Locate "Give me the" in the records below, then copy its line and every following line exactly, without the pictures.

··· EXTRACTED INFORMATION

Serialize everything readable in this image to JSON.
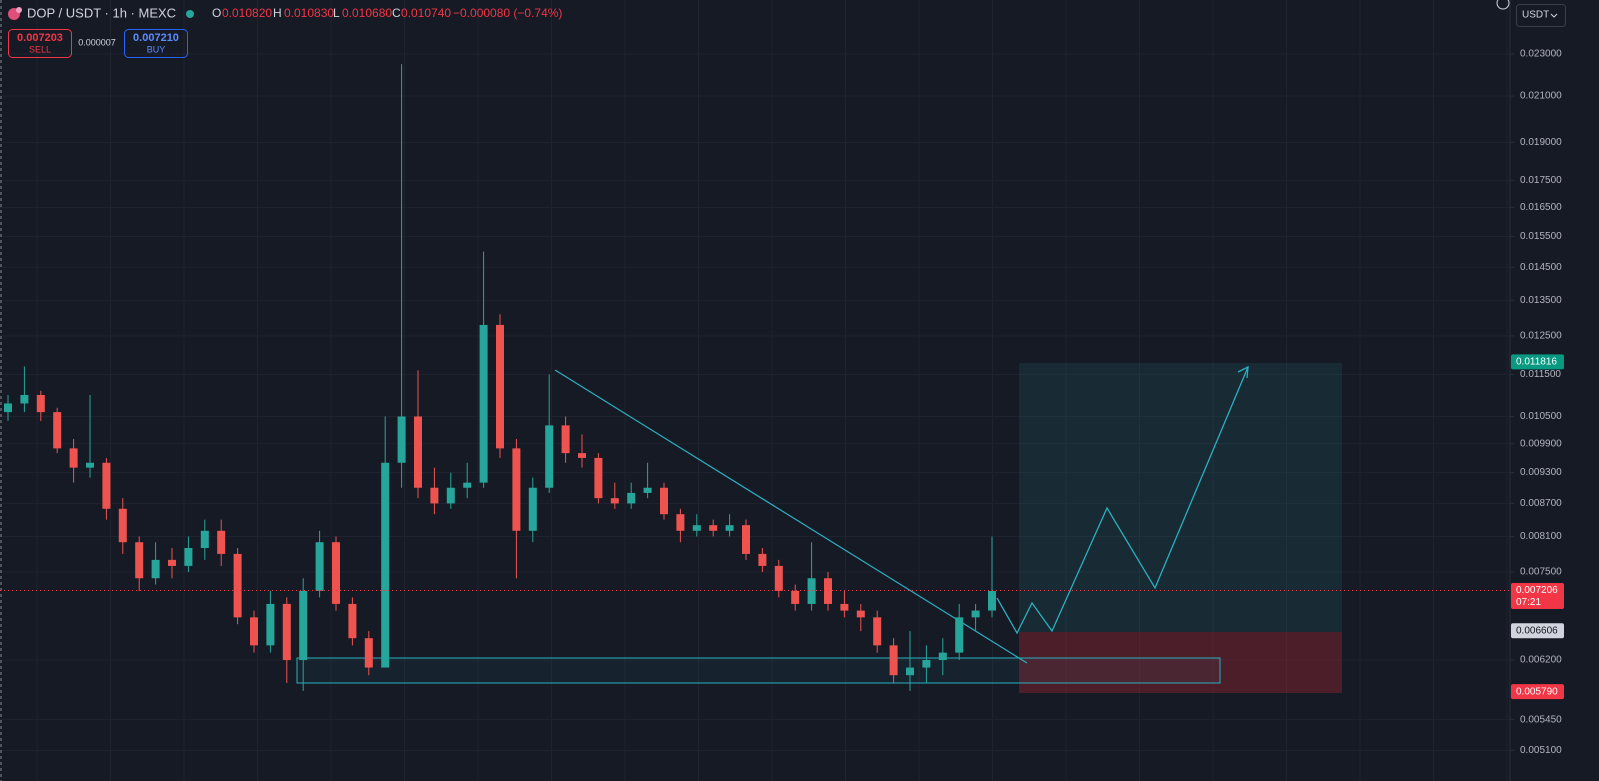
{
  "header": {
    "symbol": "DOP / USDT · 1h · MEXC",
    "o_label": "O",
    "open": "0.010820",
    "h_label": "H",
    "high": "0.010830",
    "l_label": "L",
    "low": "0.010680",
    "c_label": "C",
    "close": "0.010740",
    "change": "−0.000080 (−0.74%)",
    "sell_price": "0.007203",
    "sell_label": "SELL",
    "spread": "0.000007",
    "buy_price": "0.007210",
    "buy_label": "BUY",
    "currency": "USDT"
  },
  "chart_data": {
    "type": "candlestick",
    "log_scale": true,
    "grid": true,
    "up_color": "#26a69a",
    "down_color": "#ef5350",
    "ylim": [
      0.00493,
      0.02585
    ],
    "yticks": [
      {
        "value": 0.023,
        "label": "0.023000"
      },
      {
        "value": 0.021,
        "label": "0.021000"
      },
      {
        "value": 0.019,
        "label": "0.019000"
      },
      {
        "value": 0.0175,
        "label": "0.017500"
      },
      {
        "value": 0.0165,
        "label": "0.016500"
      },
      {
        "value": 0.0155,
        "label": "0.015500"
      },
      {
        "value": 0.0145,
        "label": "0.014500"
      },
      {
        "value": 0.0135,
        "label": "0.013500"
      },
      {
        "value": 0.0125,
        "label": "0.012500"
      },
      {
        "value": 0.0115,
        "label": "0.011500"
      },
      {
        "value": 0.0105,
        "label": "0.010500"
      },
      {
        "value": 0.0099,
        "label": "0.009900"
      },
      {
        "value": 0.0093,
        "label": "0.009300"
      },
      {
        "value": 0.0087,
        "label": "0.008700"
      },
      {
        "value": 0.0081,
        "label": "0.008100"
      },
      {
        "value": 0.0075,
        "label": "0.007500"
      },
      {
        "value": 0.0062,
        "label": "0.006200"
      },
      {
        "value": 0.00545,
        "label": "0.005450"
      },
      {
        "value": 0.0051,
        "label": "0.005100"
      }
    ],
    "candles": [
      [
        0.0106,
        0.011,
        0.0104,
        0.0108
      ],
      [
        0.0108,
        0.0117,
        0.0106,
        0.011
      ],
      [
        0.011,
        0.0111,
        0.0104,
        0.0106
      ],
      [
        0.0106,
        0.0107,
        0.0097,
        0.0098
      ],
      [
        0.0098,
        0.01,
        0.0091,
        0.0094
      ],
      [
        0.0094,
        0.011,
        0.0092,
        0.0095
      ],
      [
        0.0095,
        0.0096,
        0.0084,
        0.0086
      ],
      [
        0.0086,
        0.0088,
        0.0078,
        0.008
      ],
      [
        0.008,
        0.0081,
        0.0072,
        0.0074
      ],
      [
        0.0074,
        0.008,
        0.0073,
        0.0077
      ],
      [
        0.0077,
        0.0079,
        0.0074,
        0.0076
      ],
      [
        0.0076,
        0.0081,
        0.0075,
        0.0079
      ],
      [
        0.0079,
        0.0084,
        0.0077,
        0.0082
      ],
      [
        0.0082,
        0.0084,
        0.0076,
        0.0078
      ],
      [
        0.0078,
        0.0079,
        0.0067,
        0.0068
      ],
      [
        0.0068,
        0.0069,
        0.0063,
        0.0064
      ],
      [
        0.0064,
        0.0072,
        0.0063,
        0.007
      ],
      [
        0.007,
        0.0071,
        0.0059,
        0.0062
      ],
      [
        0.0062,
        0.0074,
        0.0058,
        0.0072
      ],
      [
        0.0072,
        0.0082,
        0.0071,
        0.008
      ],
      [
        0.008,
        0.0081,
        0.0069,
        0.007
      ],
      [
        0.007,
        0.0071,
        0.0064,
        0.0065
      ],
      [
        0.0065,
        0.0066,
        0.006,
        0.0061
      ],
      [
        0.0061,
        0.0105,
        0.0061,
        0.0095
      ],
      [
        0.0095,
        0.0225,
        0.009,
        0.0105
      ],
      [
        0.0105,
        0.0116,
        0.0088,
        0.009
      ],
      [
        0.009,
        0.0094,
        0.0085,
        0.0087
      ],
      [
        0.0087,
        0.0093,
        0.0086,
        0.009
      ],
      [
        0.009,
        0.0095,
        0.0088,
        0.0091
      ],
      [
        0.0091,
        0.015,
        0.009,
        0.0128
      ],
      [
        0.0128,
        0.0131,
        0.0096,
        0.0098
      ],
      [
        0.0098,
        0.01,
        0.0074,
        0.0082
      ],
      [
        0.0082,
        0.0092,
        0.008,
        0.009
      ],
      [
        0.009,
        0.0115,
        0.0089,
        0.0103
      ],
      [
        0.0103,
        0.0105,
        0.0095,
        0.0097
      ],
      [
        0.0097,
        0.0101,
        0.0094,
        0.0096
      ],
      [
        0.0096,
        0.0097,
        0.0087,
        0.0088
      ],
      [
        0.0088,
        0.0091,
        0.0086,
        0.0087
      ],
      [
        0.0087,
        0.0091,
        0.0086,
        0.0089
      ],
      [
        0.0089,
        0.0095,
        0.0088,
        0.009
      ],
      [
        0.009,
        0.0091,
        0.0084,
        0.0085
      ],
      [
        0.0085,
        0.0086,
        0.008,
        0.0082
      ],
      [
        0.0082,
        0.0085,
        0.0081,
        0.0083
      ],
      [
        0.0083,
        0.0084,
        0.0081,
        0.0082
      ],
      [
        0.0082,
        0.0085,
        0.0081,
        0.0083
      ],
      [
        0.0083,
        0.0084,
        0.0077,
        0.0078
      ],
      [
        0.0078,
        0.0079,
        0.0075,
        0.0076
      ],
      [
        0.0076,
        0.0077,
        0.0071,
        0.0072
      ],
      [
        0.0072,
        0.0073,
        0.0069,
        0.007
      ],
      [
        0.007,
        0.008,
        0.0069,
        0.0074
      ],
      [
        0.0074,
        0.0075,
        0.0069,
        0.007
      ],
      [
        0.007,
        0.0072,
        0.0068,
        0.0069
      ],
      [
        0.0069,
        0.007,
        0.0066,
        0.0068
      ],
      [
        0.0068,
        0.0069,
        0.0063,
        0.0064
      ],
      [
        0.0064,
        0.0065,
        0.0059,
        0.006
      ],
      [
        0.006,
        0.0066,
        0.0058,
        0.0061
      ],
      [
        0.0061,
        0.0064,
        0.0059,
        0.0062
      ],
      [
        0.0062,
        0.0065,
        0.006,
        0.0063
      ],
      [
        0.0063,
        0.007,
        0.0062,
        0.0068
      ],
      [
        0.0068,
        0.007,
        0.0066,
        0.0069
      ],
      [
        0.0069,
        0.0081,
        0.0068,
        0.0072
      ]
    ],
    "markers": [
      {
        "value": 0.011816,
        "label": "0.011816",
        "color": "#089981"
      },
      {
        "value": 0.007206,
        "label": "0.007206",
        "time": "07:21",
        "color": "#f23645",
        "dotted": true
      },
      {
        "value": 0.006606,
        "label": "0.006606",
        "color": "#d1d4dc"
      },
      {
        "value": 0.00579,
        "label": "0.005790",
        "color": "#f23645"
      }
    ]
  }
}
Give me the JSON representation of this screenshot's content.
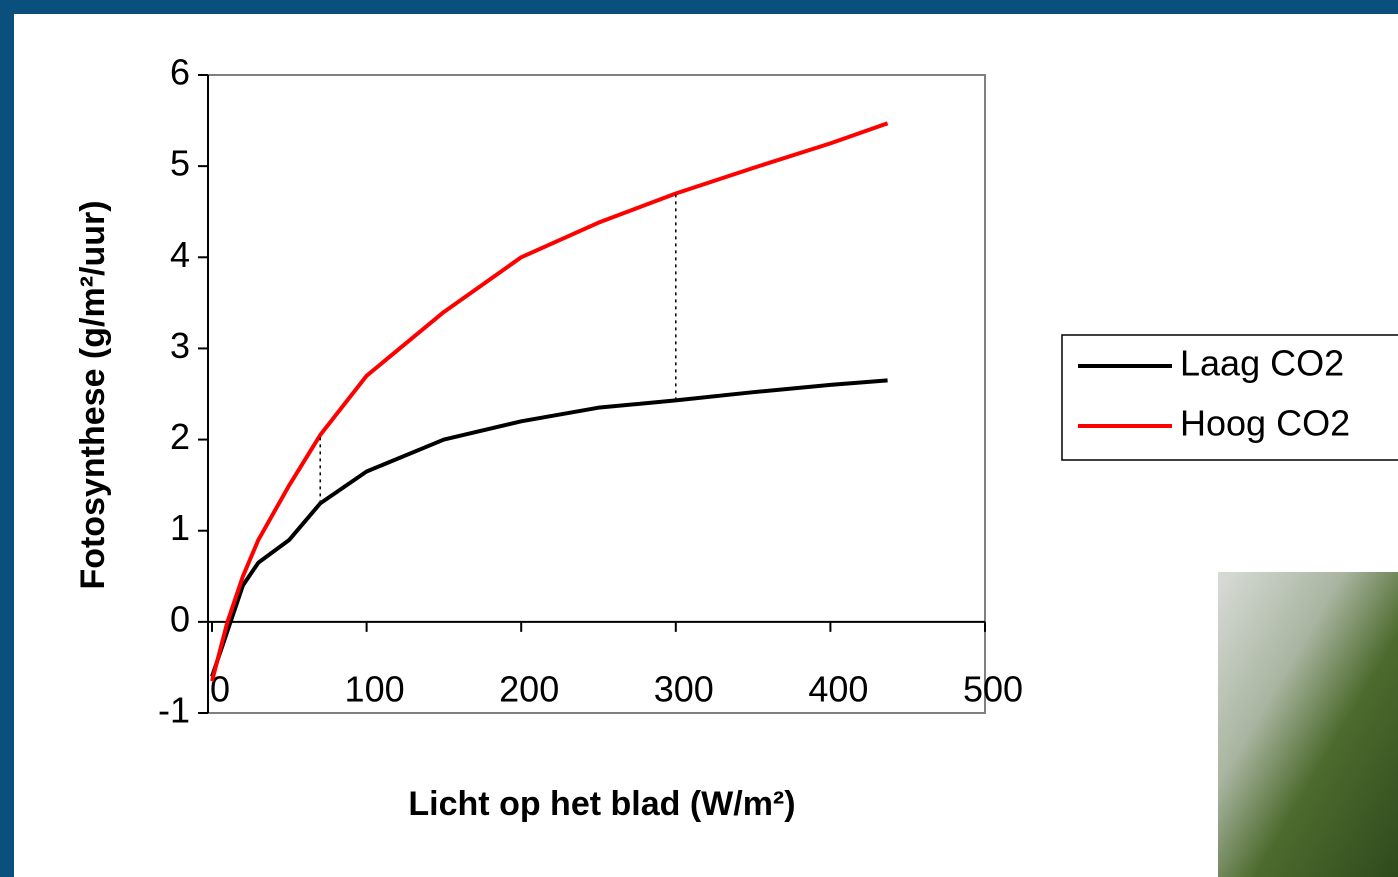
{
  "chart_data": {
    "type": "line",
    "x_label": "Licht op het blad (W/m²)",
    "y_label": "Fotosynthese (g/m²/uur)",
    "x": [
      0,
      10,
      20,
      30,
      50,
      70,
      100,
      150,
      200,
      250,
      300,
      350,
      400,
      437
    ],
    "series": [
      {
        "name": "Laag CO2",
        "color": "#000000",
        "values": [
          -0.6,
          -0.1,
          0.4,
          0.65,
          0.9,
          1.3,
          1.65,
          2.0,
          2.2,
          2.35,
          2.43,
          2.52,
          2.6,
          2.65
        ]
      },
      {
        "name": "Hoog CO2",
        "color": "#ff0000",
        "values": [
          -0.65,
          0,
          0.5,
          0.9,
          1.5,
          2.05,
          2.7,
          3.4,
          4.0,
          4.38,
          4.7,
          4.98,
          5.25,
          5.47
        ]
      }
    ],
    "dotted_lines": [
      {
        "x": 70,
        "y1": 1.3,
        "y2": 2.05
      },
      {
        "x": 300,
        "y1": 2.43,
        "y2": 4.7
      }
    ],
    "xlim": [
      0,
      500
    ],
    "xticks": [
      0,
      100,
      200,
      300,
      400,
      500
    ],
    "ylim": [
      -1,
      6
    ],
    "yticks": [
      -1,
      0,
      1,
      2,
      3,
      4,
      5,
      6
    ],
    "legend": "right"
  }
}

······

RESULT OF THIS TASK:
Give me the JSON representation of this screenshot's content.
{
  "chart_data": {
    "type": "line",
    "x_label": "Licht op het blad (W/m²)",
    "y_label": "Fotosynthese (g/m²/uur)",
    "x": [
      0,
      10,
      20,
      30,
      50,
      70,
      100,
      150,
      200,
      250,
      300,
      350,
      400,
      437
    ],
    "series": [
      {
        "name": "Laag CO2",
        "color": "#000000",
        "values": [
          -0.6,
          -0.1,
          0.4,
          0.65,
          0.9,
          1.3,
          1.65,
          2.0,
          2.2,
          2.35,
          2.43,
          2.52,
          2.6,
          2.65
        ]
      },
      {
        "name": "Hoog CO2",
        "color": "#ff0000",
        "values": [
          -0.65,
          0,
          0.5,
          0.9,
          1.5,
          2.05,
          2.7,
          3.4,
          4.0,
          4.38,
          4.7,
          4.98,
          5.25,
          5.47
        ]
      }
    ],
    "dotted_lines": [
      {
        "x": 70,
        "y1": 1.3,
        "y2": 2.05
      },
      {
        "x": 300,
        "y1": 2.43,
        "y2": 4.7
      }
    ],
    "xlim": [
      0,
      500
    ],
    "xticks": [
      0,
      100,
      200,
      300,
      400,
      500
    ],
    "ylim": [
      -1,
      6
    ],
    "yticks": [
      -1,
      0,
      1,
      2,
      3,
      4,
      5,
      6
    ],
    "legend": "right"
  }
}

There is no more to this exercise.